• _Stated goal_: Exclude the pictures; give every entry again exactly as written.

• _The records_:
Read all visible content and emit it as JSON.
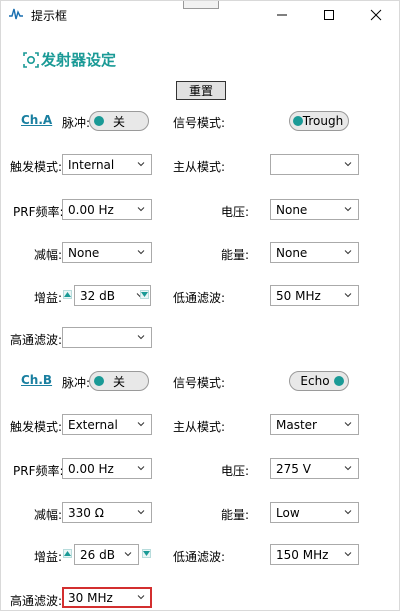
{
  "window": {
    "title": "提示框",
    "minimize_icon": "minimize-icon",
    "maximize_icon": "maximize-icon",
    "close_icon": "close-icon"
  },
  "header": {
    "icon": "radar-target-icon",
    "title": "发射器设定",
    "reset_label": "重置"
  },
  "colors": {
    "accent": "#1a9a96",
    "channel": "#1a7fa0",
    "highlight": "#d32f2f"
  },
  "labels": {
    "pulse": "脉冲:",
    "signal_mode": "信号模式:",
    "trigger_mode": "触发模式:",
    "master_slave": "主从模式:",
    "prf": "PRF频率:",
    "voltage": "电压:",
    "attenuation": "减幅:",
    "energy": "能量:",
    "gain": "增益:",
    "lowpass": "低通滤波:",
    "highpass": "高通滤波:"
  },
  "channel_a": {
    "name": "Ch.A",
    "pulse": "关",
    "signal_mode": "Trough",
    "trigger_mode": "Internal",
    "master_slave": "",
    "prf": "0.00 Hz",
    "voltage": "None",
    "attenuation": "None",
    "energy": "None",
    "gain": "32 dB",
    "lowpass": "50 MHz",
    "highpass": ""
  },
  "channel_b": {
    "name": "Ch.B",
    "pulse": "关",
    "signal_mode": "Echo",
    "trigger_mode": "External",
    "master_slave": "Master",
    "prf": "0.00 Hz",
    "voltage": "275 V",
    "attenuation": "330 Ω",
    "energy": "Low",
    "gain": "26 dB",
    "lowpass": "150 MHz",
    "highpass": "30 MHz"
  }
}
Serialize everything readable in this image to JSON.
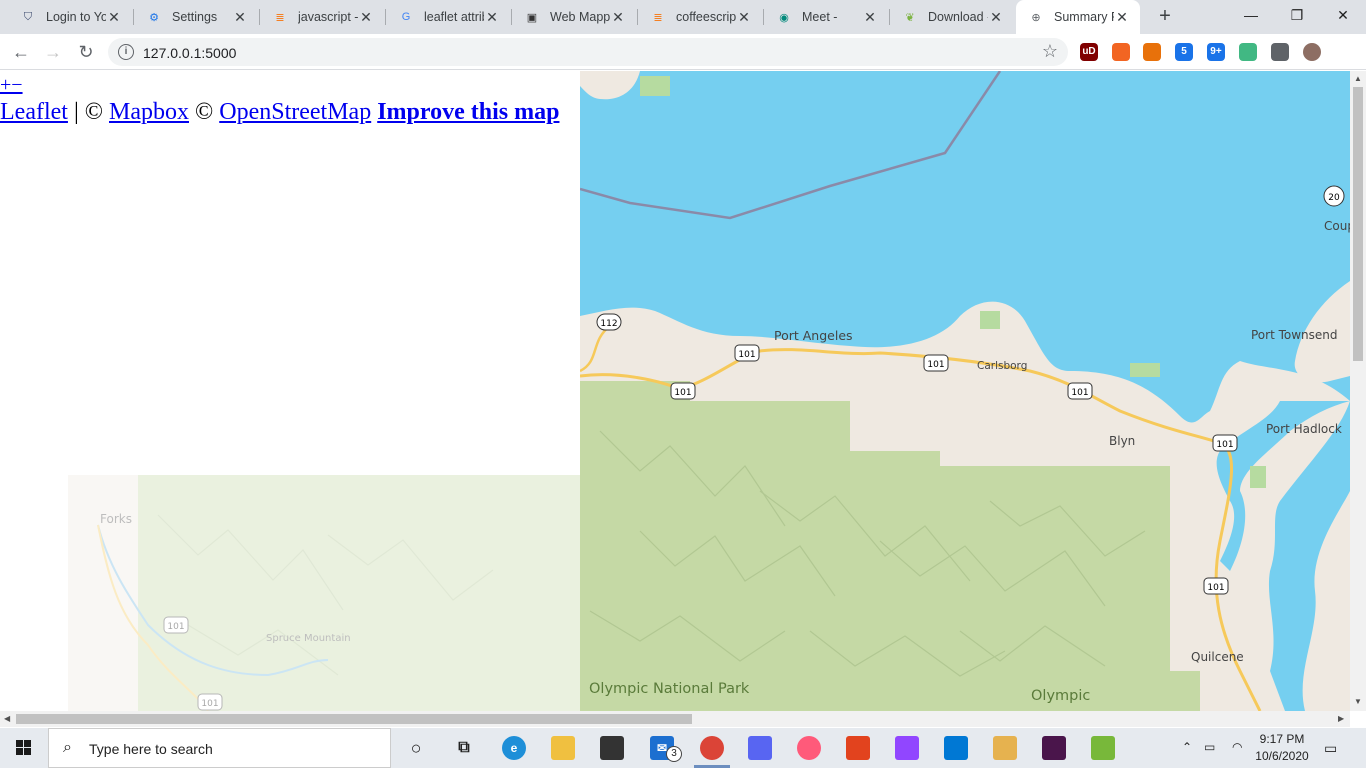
{
  "browser": {
    "tabs": [
      {
        "title": "Login to Yo",
        "icon": "shield-icon",
        "active": false
      },
      {
        "title": "Settings",
        "icon": "gear-icon",
        "active": false
      },
      {
        "title": "javascript -",
        "icon": "stackoverflow-icon",
        "active": false
      },
      {
        "title": "leaflet attrib",
        "icon": "google-icon",
        "active": false
      },
      {
        "title": "Web Mappi",
        "icon": "pdf-icon",
        "active": false
      },
      {
        "title": "coffeescript",
        "icon": "stackoverflow-icon",
        "active": false
      },
      {
        "title": "Meet -",
        "icon": "meet-icon",
        "active": false
      },
      {
        "title": "Download -",
        "icon": "leaf-icon",
        "active": false
      },
      {
        "title": "Summary Fi",
        "icon": "globe-icon",
        "active": true
      }
    ],
    "new_tab_label": "+",
    "window_controls": {
      "minimize": "—",
      "maximize": "❐",
      "close": "✕"
    },
    "url": "127.0.0.1:5000",
    "extensions": [
      {
        "name": "ublock-icon",
        "label": "uD",
        "color": "#800000"
      },
      {
        "name": "extension-orange-icon",
        "label": "",
        "color": "#f26522"
      },
      {
        "name": "tag-extension-icon",
        "label": "",
        "color": "#e8710a"
      },
      {
        "name": "gear-extension-icon",
        "label": "5",
        "color": "#1a73e8"
      },
      {
        "name": "badge-extension-icon",
        "label": "9+",
        "color": "#1a73e8"
      },
      {
        "name": "vue-extension-icon",
        "label": "",
        "color": "#41b883"
      },
      {
        "name": "puzzle-icon",
        "label": "",
        "color": "#5f6368"
      },
      {
        "name": "profile-avatar",
        "label": "",
        "color": "#8d6e63"
      }
    ]
  },
  "page": {
    "zoom_controls": "+−",
    "attribution": {
      "leaflet": "Leaflet",
      "sep1": " | © ",
      "mapbox": "Mapbox",
      "sep2": " © ",
      "osm": "OpenStreetMap",
      "sep3": " ",
      "improve": "Improve this map"
    },
    "map_labels": {
      "port_angeles": "Port Angeles",
      "carlsborg": "Carlsborg",
      "port_townsend": "Port Townsend",
      "port_hadlock": "Port Hadlock",
      "blyn": "Blyn",
      "quilcene": "Quilcene",
      "olympic_national_park": "Olympic National Park",
      "olympic": "Olympic",
      "coupeville": "Coup",
      "forks": "Forks",
      "spruce_mountain": "Spruce Mountain",
      "route_112": "112",
      "route_101": "101",
      "route_20": "20"
    },
    "colors": {
      "water": "#75cff0",
      "land": "#efe9e1",
      "park": "#c7dca6",
      "road": "#f6c95a"
    }
  },
  "taskbar": {
    "search_placeholder": "Type here to search",
    "mail_badge": "3",
    "time": "9:17 PM",
    "date": "10/6/2020"
  }
}
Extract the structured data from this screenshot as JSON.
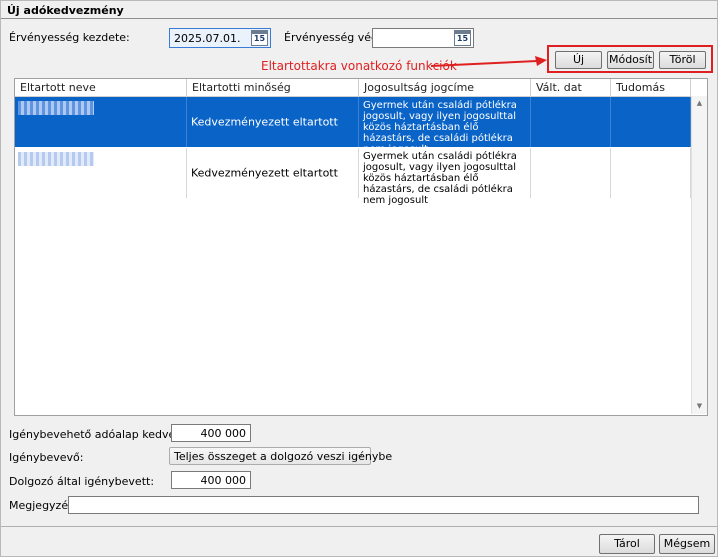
{
  "window": {
    "title": "Új adókedvezmény"
  },
  "validity": {
    "start_label": "Érvényesség kezdete:",
    "start_value": "2025.07.01.",
    "end_label": "Érvényesség vége:",
    "end_value": "",
    "calendar_badge": "15"
  },
  "annotation": {
    "text": "Eltartottakra vonatkozó funkciók",
    "color": "#e02020"
  },
  "buttons": {
    "new": "Új",
    "modify": "Módosít",
    "delete": "Töröl"
  },
  "table": {
    "columns": [
      "Eltartott neve",
      "Eltartotti minőség",
      "Jogosultság jogcíme",
      "Vált. dat",
      "Tudomás"
    ],
    "rows": [
      {
        "name": "",
        "quality": "Kedvezményezett eltartott",
        "entitlement": "Gyermek után családi pótlékra jogosult, vagy ilyen jogosulttal közös háztartásban élő házastárs, de családi pótlékra nem jogosult",
        "change_date": "",
        "knowledge": "",
        "selected": true
      },
      {
        "name": "",
        "quality": "Kedvezményezett eltartott",
        "entitlement": "Gyermek után családi pótlékra jogosult, vagy ilyen jogosulttal közös háztartásban élő házastárs, de családi pótlékra nem jogosult",
        "change_date": "",
        "knowledge": "",
        "selected": false
      }
    ]
  },
  "form": {
    "base_allowance_label": "Igénybevehető adóalap kedvezmény:",
    "base_allowance_value": "400 000",
    "claimant_label": "Igénybevevő:",
    "claimant_value": "Teljes összeget a dolgozó veszi igénybe",
    "employee_claimed_label": "Dolgozó által igénybevett:",
    "employee_claimed_value": "400 000",
    "note_label": "Megjegyzés:",
    "note_value": ""
  },
  "footer": {
    "save_label": "Tárol",
    "cancel_label": "Mégsem"
  },
  "colors": {
    "selection": "#0a64c8",
    "accent_focus": "#3a7bd5"
  }
}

• _The completed task_:
Read all visible content and emit it as JSON.
{
  "window": {
    "title": "提示框",
    "minimize_icon": "minimize-icon",
    "maximize_icon": "maximize-icon",
    "close_icon": "close-icon"
  },
  "header": {
    "icon": "radar-target-icon",
    "title": "发射器设定",
    "reset_label": "重置"
  },
  "colors": {
    "accent": "#1a9a96",
    "channel": "#1a7fa0",
    "highlight": "#d32f2f"
  },
  "labels": {
    "pulse": "脉冲:",
    "signal_mode": "信号模式:",
    "trigger_mode": "触发模式:",
    "master_slave": "主从模式:",
    "prf": "PRF频率:",
    "voltage": "电压:",
    "attenuation": "减幅:",
    "energy": "能量:",
    "gain": "增益:",
    "lowpass": "低通滤波:",
    "highpass": "高通滤波:"
  },
  "channel_a": {
    "name": "Ch.A",
    "pulse": "关",
    "signal_mode": "Trough",
    "trigger_mode": "Internal",
    "master_slave": "",
    "prf": "0.00 Hz",
    "voltage": "None",
    "attenuation": "None",
    "energy": "None",
    "gain": "32 dB",
    "lowpass": "50 MHz",
    "highpass": ""
  },
  "channel_b": {
    "name": "Ch.B",
    "pulse": "关",
    "signal_mode": "Echo",
    "trigger_mode": "External",
    "master_slave": "Master",
    "prf": "0.00 Hz",
    "voltage": "275 V",
    "attenuation": "330 Ω",
    "energy": "Low",
    "gain": "26 dB",
    "lowpass": "150 MHz",
    "highpass": "30 MHz"
  }
}
Serialize everything readable in this image to JSON.
{
  "browser": {
    "tabs": [
      {
        "title": "Login to Yo",
        "icon": "shield-icon",
        "active": false
      },
      {
        "title": "Settings",
        "icon": "gear-icon",
        "active": false
      },
      {
        "title": "javascript -",
        "icon": "stackoverflow-icon",
        "active": false
      },
      {
        "title": "leaflet attrib",
        "icon": "google-icon",
        "active": false
      },
      {
        "title": "Web Mappi",
        "icon": "pdf-icon",
        "active": false
      },
      {
        "title": "coffeescript",
        "icon": "stackoverflow-icon",
        "active": false
      },
      {
        "title": "Meet -",
        "icon": "meet-icon",
        "active": false
      },
      {
        "title": "Download -",
        "icon": "leaf-icon",
        "active": false
      },
      {
        "title": "Summary Fi",
        "icon": "globe-icon",
        "active": true
      }
    ],
    "new_tab_label": "+",
    "window_controls": {
      "minimize": "—",
      "maximize": "❐",
      "close": "✕"
    },
    "url": "127.0.0.1:5000",
    "extensions": [
      {
        "name": "ublock-icon",
        "label": "uD",
        "color": "#800000"
      },
      {
        "name": "extension-orange-icon",
        "label": "",
        "color": "#f26522"
      },
      {
        "name": "tag-extension-icon",
        "label": "",
        "color": "#e8710a"
      },
      {
        "name": "gear-extension-icon",
        "label": "5",
        "color": "#1a73e8"
      },
      {
        "name": "badge-extension-icon",
        "label": "9+",
        "color": "#1a73e8"
      },
      {
        "name": "vue-extension-icon",
        "label": "",
        "color": "#41b883"
      },
      {
        "name": "puzzle-icon",
        "label": "",
        "color": "#5f6368"
      },
      {
        "name": "profile-avatar",
        "label": "",
        "color": "#8d6e63"
      }
    ]
  },
  "page": {
    "zoom_controls": "+−",
    "attribution": {
      "leaflet": "Leaflet",
      "sep1": " | © ",
      "mapbox": "Mapbox",
      "sep2": " © ",
      "osm": "OpenStreetMap",
      "sep3": " ",
      "improve": "Improve this map"
    },
    "map_labels": {
      "port_angeles": "Port Angeles",
      "carlsborg": "Carlsborg",
      "port_townsend": "Port Townsend",
      "port_hadlock": "Port Hadlock",
      "blyn": "Blyn",
      "quilcene": "Quilcene",
      "olympic_national_park": "Olympic National Park",
      "olympic": "Olympic",
      "coupeville": "Coup",
      "forks": "Forks",
      "spruce_mountain": "Spruce Mountain",
      "route_112": "112",
      "route_101": "101",
      "route_20": "20"
    },
    "colors": {
      "water": "#75cff0",
      "land": "#efe9e1",
      "park": "#c7dca6",
      "road": "#f6c95a"
    }
  },
  "taskbar": {
    "search_placeholder": "Type here to search",
    "mail_badge": "3",
    "time": "9:17 PM",
    "date": "10/6/2020"
  }
}
Extract the structured data from this screenshot as JSON.
{
  "window": {
    "title": "Új adókedvezmény"
  },
  "validity": {
    "start_label": "Érvényesség kezdete:",
    "start_value": "2025.07.01.",
    "end_label": "Érvényesség vége:",
    "end_value": "",
    "calendar_badge": "15"
  },
  "annotation": {
    "text": "Eltartottakra vonatkozó funkciók",
    "color": "#e02020"
  },
  "buttons": {
    "new": "Új",
    "modify": "Módosít",
    "delete": "Töröl"
  },
  "table": {
    "columns": [
      "Eltartott neve",
      "Eltartotti minőség",
      "Jogosultság jogcíme",
      "Vált. dat",
      "Tudomás"
    ],
    "rows": [
      {
        "name": "",
        "quality": "Kedvezményezett eltartott",
        "entitlement": "Gyermek után családi pótlékra jogosult, vagy ilyen jogosulttal közös háztartásban élő házastárs, de családi pótlékra nem jogosult",
        "change_date": "",
        "knowledge": "",
        "selected": true
      },
      {
        "name": "",
        "quality": "Kedvezményezett eltartott",
        "entitlement": "Gyermek után családi pótlékra jogosult, vagy ilyen jogosulttal közös háztartásban élő házastárs, de családi pótlékra nem jogosult",
        "change_date": "",
        "knowledge": "",
        "selected": false
      }
    ]
  },
  "form": {
    "base_allowance_label": "Igénybevehető adóalap kedvezmény:",
    "base_allowance_value": "400 000",
    "claimant_label": "Igénybevevő:",
    "claimant_value": "Teljes összeget a dolgozó veszi igénybe",
    "employee_claimed_label": "Dolgozó által igénybevett:",
    "employee_claimed_value": "400 000",
    "note_label": "Megjegyzés:",
    "note_value": ""
  },
  "footer": {
    "save_label": "Tárol",
    "cancel_label": "Mégsem"
  },
  "colors": {
    "selection": "#0a64c8",
    "accent_focus": "#3a7bd5"
  }
}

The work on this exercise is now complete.